(Collected data entries)
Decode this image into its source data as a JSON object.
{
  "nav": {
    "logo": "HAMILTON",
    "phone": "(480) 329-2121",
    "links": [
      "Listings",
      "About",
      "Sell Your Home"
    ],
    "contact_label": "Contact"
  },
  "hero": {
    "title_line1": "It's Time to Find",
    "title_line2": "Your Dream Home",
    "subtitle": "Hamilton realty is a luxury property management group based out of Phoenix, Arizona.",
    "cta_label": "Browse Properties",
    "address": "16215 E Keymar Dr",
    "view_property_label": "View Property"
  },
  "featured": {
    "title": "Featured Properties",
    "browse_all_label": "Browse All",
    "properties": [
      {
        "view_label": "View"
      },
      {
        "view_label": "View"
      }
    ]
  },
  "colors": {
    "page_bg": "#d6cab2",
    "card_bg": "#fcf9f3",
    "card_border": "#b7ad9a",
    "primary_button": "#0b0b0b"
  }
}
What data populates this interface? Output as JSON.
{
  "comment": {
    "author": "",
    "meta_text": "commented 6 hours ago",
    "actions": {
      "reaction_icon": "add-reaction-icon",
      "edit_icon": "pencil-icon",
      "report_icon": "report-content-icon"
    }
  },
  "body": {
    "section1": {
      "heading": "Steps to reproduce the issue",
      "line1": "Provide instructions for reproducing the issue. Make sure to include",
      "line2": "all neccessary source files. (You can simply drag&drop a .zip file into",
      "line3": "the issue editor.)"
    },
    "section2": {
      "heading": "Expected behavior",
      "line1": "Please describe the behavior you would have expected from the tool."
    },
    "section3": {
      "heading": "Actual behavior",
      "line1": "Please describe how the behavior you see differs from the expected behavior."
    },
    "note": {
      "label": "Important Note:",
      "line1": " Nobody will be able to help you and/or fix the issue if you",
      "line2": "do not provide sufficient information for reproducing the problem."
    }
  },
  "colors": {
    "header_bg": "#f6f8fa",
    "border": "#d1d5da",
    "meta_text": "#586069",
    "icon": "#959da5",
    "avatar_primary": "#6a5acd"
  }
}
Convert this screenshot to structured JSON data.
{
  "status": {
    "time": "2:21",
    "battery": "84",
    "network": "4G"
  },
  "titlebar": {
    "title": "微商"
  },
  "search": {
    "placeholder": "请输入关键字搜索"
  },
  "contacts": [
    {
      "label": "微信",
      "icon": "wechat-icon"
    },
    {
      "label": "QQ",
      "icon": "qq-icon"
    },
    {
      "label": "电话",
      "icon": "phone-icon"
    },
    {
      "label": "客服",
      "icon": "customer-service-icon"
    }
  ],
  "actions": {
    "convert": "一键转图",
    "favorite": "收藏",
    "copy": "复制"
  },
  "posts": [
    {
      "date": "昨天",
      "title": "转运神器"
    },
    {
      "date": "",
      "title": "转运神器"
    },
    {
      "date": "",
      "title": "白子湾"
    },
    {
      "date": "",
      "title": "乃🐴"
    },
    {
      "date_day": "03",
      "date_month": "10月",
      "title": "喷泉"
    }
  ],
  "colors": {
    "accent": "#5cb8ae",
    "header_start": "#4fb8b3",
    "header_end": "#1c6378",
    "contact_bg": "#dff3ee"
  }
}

Stated goal — Reproduce the records in full, exactly as written.

Response below —
Decode this image into its source data as a JSON object.
{
  "nav": {
    "logo": "HAMILTON",
    "phone": "(480) 329-2121",
    "links": [
      "Listings",
      "About",
      "Sell Your Home"
    ],
    "contact_label": "Contact"
  },
  "hero": {
    "title_line1": "It's Time to Find",
    "title_line2": "Your Dream Home",
    "subtitle": "Hamilton realty is a luxury property management group based out of Phoenix, Arizona.",
    "cta_label": "Browse Properties",
    "address": "16215 E Keymar Dr",
    "view_property_label": "View Property"
  },
  "featured": {
    "title": "Featured Properties",
    "browse_all_label": "Browse All",
    "properties": [
      {
        "view_label": "View"
      },
      {
        "view_label": "View"
      }
    ]
  },
  "colors": {
    "page_bg": "#d6cab2",
    "card_bg": "#fcf9f3",
    "card_border": "#b7ad9a",
    "primary_button": "#0b0b0b"
  }
}
What data populates this interface? Output as JSON.
{
  "comment": {
    "author": "",
    "meta_text": "commented 6 hours ago",
    "actions": {
      "reaction_icon": "add-reaction-icon",
      "edit_icon": "pencil-icon",
      "report_icon": "report-content-icon"
    }
  },
  "body": {
    "section1": {
      "heading": "Steps to reproduce the issue",
      "line1": "Provide instructions for reproducing the issue. Make sure to include",
      "line2": "all neccessary source files. (You can simply drag&drop a .zip file into",
      "line3": "the issue editor.)"
    },
    "section2": {
      "heading": "Expected behavior",
      "line1": "Please describe the behavior you would have expected from the tool."
    },
    "section3": {
      "heading": "Actual behavior",
      "line1": "Please describe how the behavior you see differs from the expected behavior."
    },
    "note": {
      "label": "Important Note:",
      "line1": " Nobody will be able to help you and/or fix the issue if you",
      "line2": "do not provide sufficient information for reproducing the problem."
    }
  },
  "colors": {
    "header_bg": "#f6f8fa",
    "border": "#d1d5da",
    "meta_text": "#586069",
    "icon": "#959da5",
    "avatar_primary": "#6a5acd"
  }
}
Convert this screenshot to structured JSON data.
{
  "status": {
    "time": "2:21",
    "battery": "84",
    "network": "4G"
  },
  "titlebar": {
    "title": "微商"
  },
  "search": {
    "placeholder": "请输入关键字搜索"
  },
  "contacts": [
    {
      "label": "微信",
      "icon": "wechat-icon"
    },
    {
      "label": "QQ",
      "icon": "qq-icon"
    },
    {
      "label": "电话",
      "icon": "phone-icon"
    },
    {
      "label": "客服",
      "icon": "customer-service-icon"
    }
  ],
  "actions": {
    "convert": "一键转图",
    "favorite": "收藏",
    "copy": "复制"
  },
  "posts": [
    {
      "date": "昨天",
      "title": "转运神器"
    },
    {
      "date": "",
      "title": "转运神器"
    },
    {
      "date": "",
      "title": "白子湾"
    },
    {
      "date": "",
      "title": "乃🐴"
    },
    {
      "date_day": "03",
      "date_month": "10月",
      "title": "喷泉"
    }
  ],
  "colors": {
    "accent": "#5cb8ae",
    "header_start": "#4fb8b3",
    "header_end": "#1c6378",
    "contact_bg": "#dff3ee"
  }
}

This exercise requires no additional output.